= Exercise aim =
Copy out the entries in full and with complete accuracy; pictures are excluded.

[start of Exercise data]

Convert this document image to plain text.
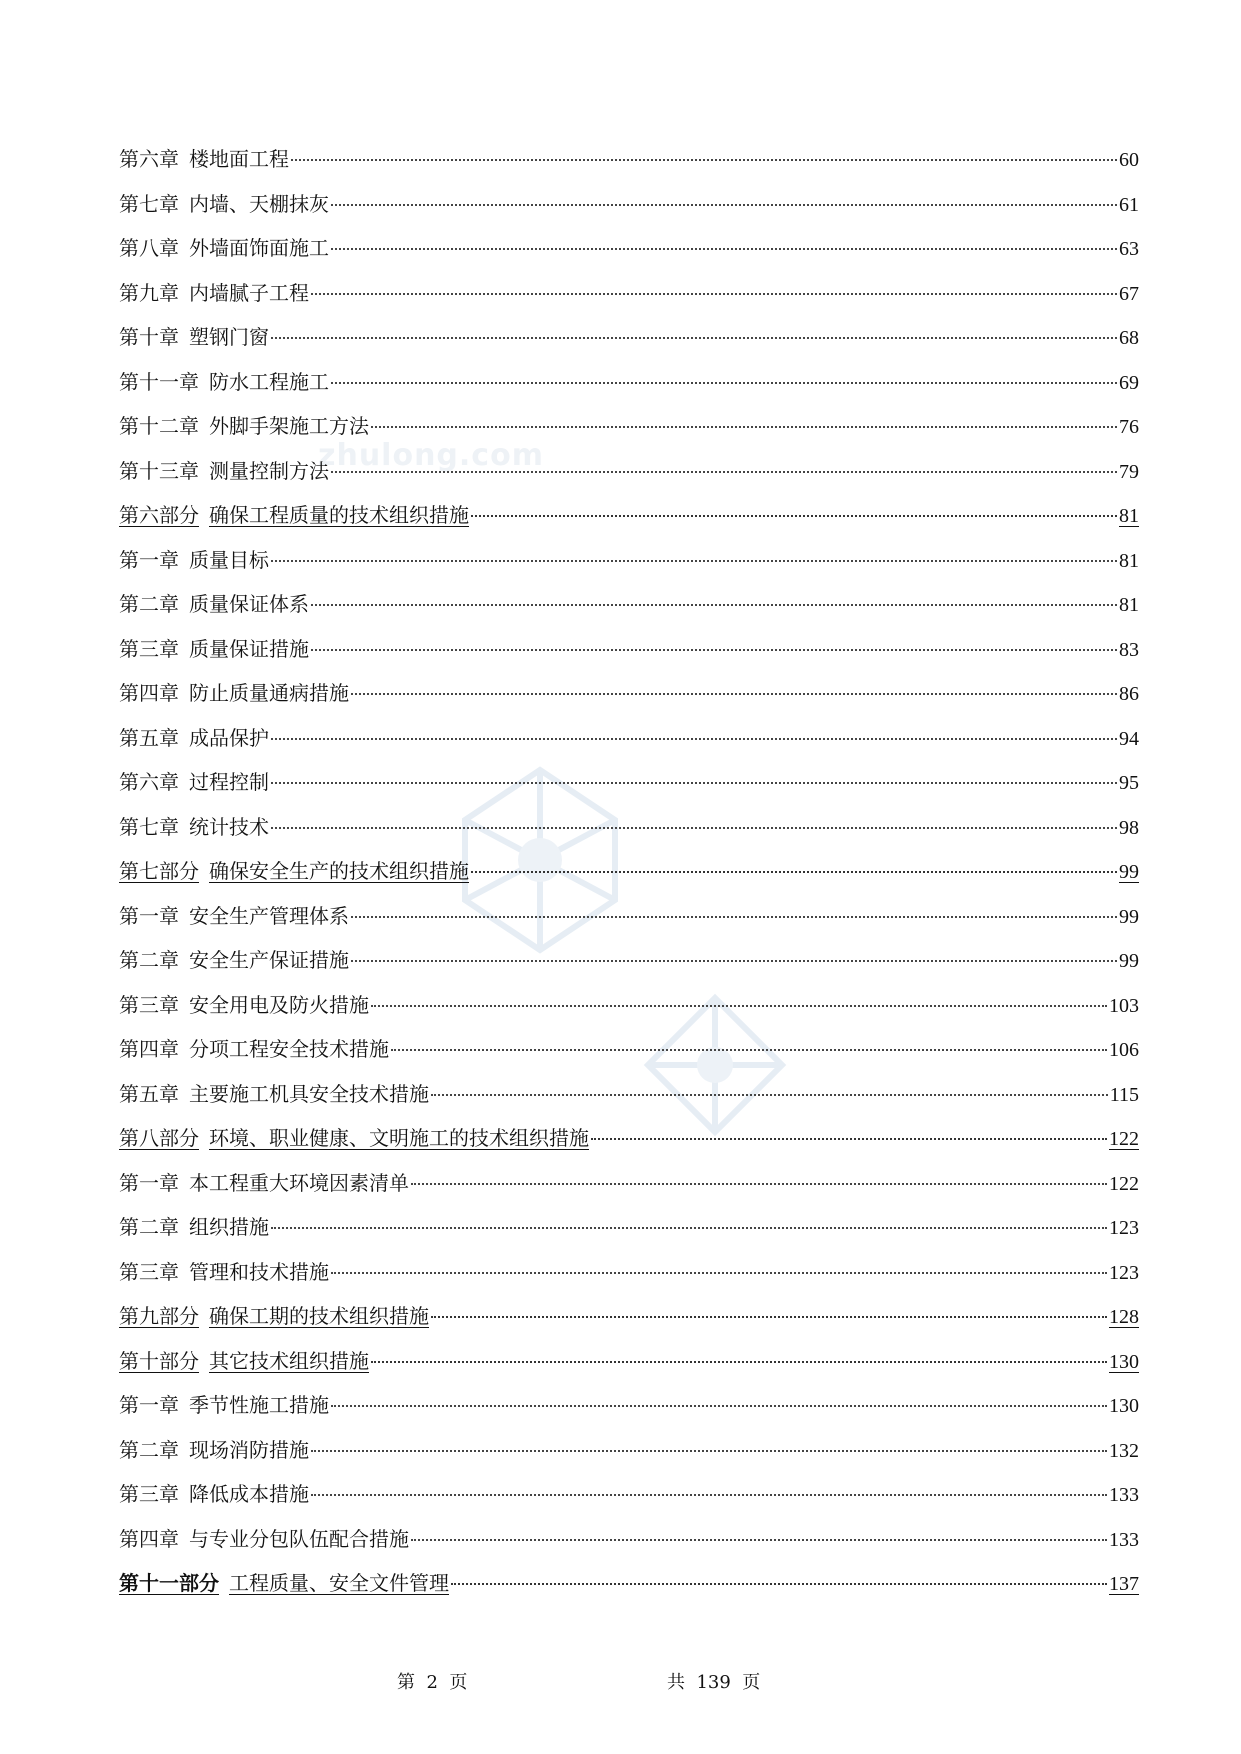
zhulong.com
第六章 楼地面工程	60
第七章 内墙、天棚抹灰	61
第八章 外墙面饰面施工	63
第九章 内墙腻子工程	67
第十章 塑钢门窗	68
第十一章 防水工程施工	69
第十二章 外脚手架施工方法	76
第十三章 测量控制方法	79
第六部分 确保工程质量的技术组织措施	81
第一章 质量目标	81
第二章 质量保证体系	81
第三章 质量保证措施	83
第四章 防止质量通病措施	86
第五章 成品保护	94
第六章 过程控制	95
第七章 统计技术	98
第七部分 确保安全生产的技术组织措施	99
第一章 安全生产管理体系	99
第二章 安全生产保证措施	99
第三章 安全用电及防火措施	103
第四章 分项工程安全技术措施	106
第五章 主要施工机具安全技术措施	115
第八部分 环境、职业健康、文明施工的技术组织措施	122
第一章 本工程重大环境因素清单	122
第二章 组织措施	123
第三章 管理和技术措施	123
第九部分 确保工期的技术组织措施	128
第十部分 其它技术组织措施	130
第一章 季节性施工措施	130
第二章 现场消防措施	132
第三章 降低成本措施	133
第四章 与专业分包队伍配合措施	133
第十一部分 工程质量、安全文件管理	137
第  2  页	共  139  页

[end of Exercise data]

= Complete answer =
Convert this document image to plain text.
zhulong.com
第六章 楼地面工程	60
第七章 内墙、天棚抹灰	61
第八章 外墙面饰面施工	63
第九章 内墙腻子工程	67
第十章 塑钢门窗	68
第十一章 防水工程施工	69
第十二章 外脚手架施工方法	76
第十三章 测量控制方法	79
第六部分 确保工程质量的技术组织措施	81
第一章 质量目标	81
第二章 质量保证体系	81
第三章 质量保证措施	83
第四章 防止质量通病措施	86
第五章 成品保护	94
第六章 过程控制	95
第七章 统计技术	98
第七部分 确保安全生产的技术组织措施	99
第一章 安全生产管理体系	99
第二章 安全生产保证措施	99
第三章 安全用电及防火措施	103
第四章 分项工程安全技术措施	106
第五章 主要施工机具安全技术措施	115
第八部分 环境、职业健康、文明施工的技术组织措施	122
第一章 本工程重大环境因素清单	122
第二章 组织措施	123
第三章 管理和技术措施	123
第九部分 确保工期的技术组织措施	128
第十部分 其它技术组织措施	130
第一章 季节性施工措施	130
第二章 现场消防措施	132
第三章 降低成本措施	133
第四章 与专业分包队伍配合措施	133
第十一部分 工程质量、安全文件管理	137
第  2  页	共  139  页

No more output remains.